Однако война продолжалась, очереди за хлебом не уменьшились, на земле по-прежнему сидели помещики, заводами по-прежнему владели фабриканты. И у нас «Верхняя колония» все так же свысока, хоть уже не без страха, взирала на «Нижнюю». Хозяева остались хозяевами, рабочие – рабочими.
Совсем по-иному запомнились, я бы сказал, навеки врезались в мою память великие дни Октября.
Заводской гудок заревел вдруг в неурочный час. Время как бы раскололось, переломилось надвое, начало свой новый отсчет. Это было совсем необычно для нас, и мы вслед за отцами кинулись к заводу. Едва ли не весь город бежал туда, люди высыпали из цехов, грозно гудели людские голоса, безграничное людское море бушевало на площади. Видны были солдатские папахи раненых, вернувшихся с фронта, кое-где мелькали женские платки, но больше всего было рабочих-металлургов. И мне запомнилось ощущение всеобщего подъема, настоящего торжества.
Начался митинг, на котором выступил М. И. Арсеничев, первый руководитель каменских большевиков. Он работал у нас в котельном цехе, рано втянулся в революционную борьбу, печатал и распространял листовки, потом, когда за ним установили слежку, уехал в Петроград, прошел славный путь подполья, не избежал и сибирской ссылки, был среди тех, кто встречал В. И. Ленина на Финляндском вокзале, слышал его знаменитую речь, кончавшуюся призывом: «Да здравствует социалистическая революция!» Впоследствии Арсеничев был в годы гражданской войны расстрелян белыми, и учиться мне довелось в Металлургическом институте имени Михаила Арсеничева.

* _Приложенные строки_:

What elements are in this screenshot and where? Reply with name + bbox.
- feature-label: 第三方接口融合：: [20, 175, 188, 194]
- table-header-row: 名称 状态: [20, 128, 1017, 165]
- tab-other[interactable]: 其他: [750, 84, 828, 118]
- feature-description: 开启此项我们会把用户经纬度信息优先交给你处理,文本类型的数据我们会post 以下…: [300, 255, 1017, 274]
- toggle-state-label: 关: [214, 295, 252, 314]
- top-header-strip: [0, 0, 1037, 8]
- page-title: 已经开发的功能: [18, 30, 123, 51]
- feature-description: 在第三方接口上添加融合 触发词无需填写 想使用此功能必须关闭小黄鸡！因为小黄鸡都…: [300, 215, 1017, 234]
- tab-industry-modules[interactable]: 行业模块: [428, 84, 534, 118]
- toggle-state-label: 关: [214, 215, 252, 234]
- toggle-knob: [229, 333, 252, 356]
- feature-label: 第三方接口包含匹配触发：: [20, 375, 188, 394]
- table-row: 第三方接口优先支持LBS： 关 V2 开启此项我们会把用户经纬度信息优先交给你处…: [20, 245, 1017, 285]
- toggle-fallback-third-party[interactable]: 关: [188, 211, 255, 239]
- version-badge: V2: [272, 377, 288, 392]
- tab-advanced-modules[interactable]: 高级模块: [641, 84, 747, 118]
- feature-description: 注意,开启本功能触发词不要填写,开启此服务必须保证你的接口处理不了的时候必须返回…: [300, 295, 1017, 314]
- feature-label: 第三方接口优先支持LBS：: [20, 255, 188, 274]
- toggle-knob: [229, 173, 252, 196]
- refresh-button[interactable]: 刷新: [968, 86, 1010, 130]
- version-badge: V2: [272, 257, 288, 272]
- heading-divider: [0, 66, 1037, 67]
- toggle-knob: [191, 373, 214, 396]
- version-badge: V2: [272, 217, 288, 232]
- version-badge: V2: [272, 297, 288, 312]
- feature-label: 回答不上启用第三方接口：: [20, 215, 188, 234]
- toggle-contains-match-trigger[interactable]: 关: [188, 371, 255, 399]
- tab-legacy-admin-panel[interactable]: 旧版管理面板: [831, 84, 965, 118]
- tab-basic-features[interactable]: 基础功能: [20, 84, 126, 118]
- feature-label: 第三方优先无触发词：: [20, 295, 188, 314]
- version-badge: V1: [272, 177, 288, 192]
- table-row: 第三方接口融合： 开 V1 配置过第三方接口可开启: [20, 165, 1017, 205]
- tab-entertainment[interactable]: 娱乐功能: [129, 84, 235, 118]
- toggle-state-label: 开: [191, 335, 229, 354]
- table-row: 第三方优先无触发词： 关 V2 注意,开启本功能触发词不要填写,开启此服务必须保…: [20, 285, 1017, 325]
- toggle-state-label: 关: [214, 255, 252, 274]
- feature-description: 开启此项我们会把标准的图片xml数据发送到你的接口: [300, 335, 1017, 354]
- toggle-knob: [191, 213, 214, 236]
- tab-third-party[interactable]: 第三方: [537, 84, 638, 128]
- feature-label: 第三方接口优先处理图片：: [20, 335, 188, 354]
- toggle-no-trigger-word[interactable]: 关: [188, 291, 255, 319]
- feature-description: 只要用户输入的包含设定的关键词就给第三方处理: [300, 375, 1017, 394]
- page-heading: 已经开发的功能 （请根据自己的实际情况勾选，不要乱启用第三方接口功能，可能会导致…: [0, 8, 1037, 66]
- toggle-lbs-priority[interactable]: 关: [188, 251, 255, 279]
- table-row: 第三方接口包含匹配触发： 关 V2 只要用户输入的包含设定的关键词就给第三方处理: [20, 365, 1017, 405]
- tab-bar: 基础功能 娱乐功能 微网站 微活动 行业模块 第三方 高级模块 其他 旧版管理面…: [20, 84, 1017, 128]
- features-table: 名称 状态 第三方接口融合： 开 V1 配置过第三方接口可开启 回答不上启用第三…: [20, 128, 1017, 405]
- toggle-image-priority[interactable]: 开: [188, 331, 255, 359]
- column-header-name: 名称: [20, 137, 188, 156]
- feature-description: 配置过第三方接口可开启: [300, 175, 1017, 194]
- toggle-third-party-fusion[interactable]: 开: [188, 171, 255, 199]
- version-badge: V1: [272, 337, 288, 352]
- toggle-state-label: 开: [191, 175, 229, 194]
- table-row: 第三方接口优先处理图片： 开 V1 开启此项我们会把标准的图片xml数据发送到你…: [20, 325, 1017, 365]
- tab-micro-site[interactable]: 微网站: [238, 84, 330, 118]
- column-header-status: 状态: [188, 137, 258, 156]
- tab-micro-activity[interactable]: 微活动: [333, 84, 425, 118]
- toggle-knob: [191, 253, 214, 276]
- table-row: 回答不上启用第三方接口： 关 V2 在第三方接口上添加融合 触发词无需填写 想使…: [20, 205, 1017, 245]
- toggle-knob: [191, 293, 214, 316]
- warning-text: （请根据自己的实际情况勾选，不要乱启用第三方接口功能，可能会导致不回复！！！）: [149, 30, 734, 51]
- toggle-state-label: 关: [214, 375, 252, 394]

* _Вопросы по материалу_:
1. Сократите абзац, начинающийся словами «Начался митинг», из отрывка об Октябрьских днях и оформите его в виде списка, сохранив основные факты.
2. Переведите на английский язык предложение из отрывка об Октябрьских днях: «Заводской гудок заревел вдруг в неурочный час».
3. Продолжите, пожалуйста, отрывок об Октябрьских днях с того места, на котором он заканчивается.
Приложенные строки для этой работы не понадобятся.

* _Ответы по пунктам_:
1.
- На митинге выступил М. И. Арсеничев, первый руководитель каменских большевиков.
- Он работал в котельном цехе, рано включился в революционную борьбу, печатал и распространял листовки.
- Из-за установленной слежки уехал в Петроград, прошел подполье и сибирскую ссылку.
- Был среди встречавших В. И. Ленина на Финляндском вокзале и слышал его речь с призывом «Да здравствует социалистическая революция!».
- В годы гражданской войны расстрелян белыми.
- Его имя носит Металлургический институт, в котором довелось учиться автору.

2. The factory whistle suddenly roared at an unusual hour.

3.
Тогда на митинге он говорил о великой победе пролетариата, рассказывал о II Всероссийском съезде Советов, объявил о том, что образовано первое в мире рабоче-крестьянское правительство, а во главе его стоит Владимир Ильич Ульянов-Ленин. Народ пришел в движение, раздались крики: «Ура!» И еще я помню, с каким замиранием сердца, задрав голову, смотрел на красное полотнище, реявшее на фоне осеннего серого неба.
Каждое поколение, хочется добавить, получает в наследство от предшествующих поколений то, что было ими завоевано, добыто, построено, сделано, и идет дальше, продолжает свой путь – уже на новой высоте, на новой ступени исторического развития. Молодым кажется порой, что все главное осталось позади. Позади революция, позади бои гражданской войны, годы социалистического переустройства гигантской страны, позади героика Великой Отечественной войны… Так думают юноши и девушки, но наступает их время, эстафета от дедов и отцов переходит к ним в руки, и тогда выясняется, что и на их долю выпадают немалые испытания и величественные дела.
Меня сегодня согревает мысль, что у поколений революционных борцов, строителей первых пятилеток, воинов Отечественной войны выросла достойная смена. Задачи немыслимых прежде масштабов мы можем поручать комсомолу, всем молодым людям Советской страны и видим, что им присуще благородное чувство личной ответственности за все происходящее на нашей земле, что во всякое начинание они вносят свой романтический порыв и, я бы сказал, молодую окрыленность. Молодежь растет коммунистически убежденной, глубоко преданной делу партии, делу великого Ленина, верной идеалам Октября.
Вот об этом и думаю я, вспоминая красное знамя революции, реявшее на фоне хмурого осеннего неба. Никогда не уйдет из моей памяти приход Октября в наш рабочий поселок. Знамя поднято было высоко-высоко, на трубу доменной печи номер один.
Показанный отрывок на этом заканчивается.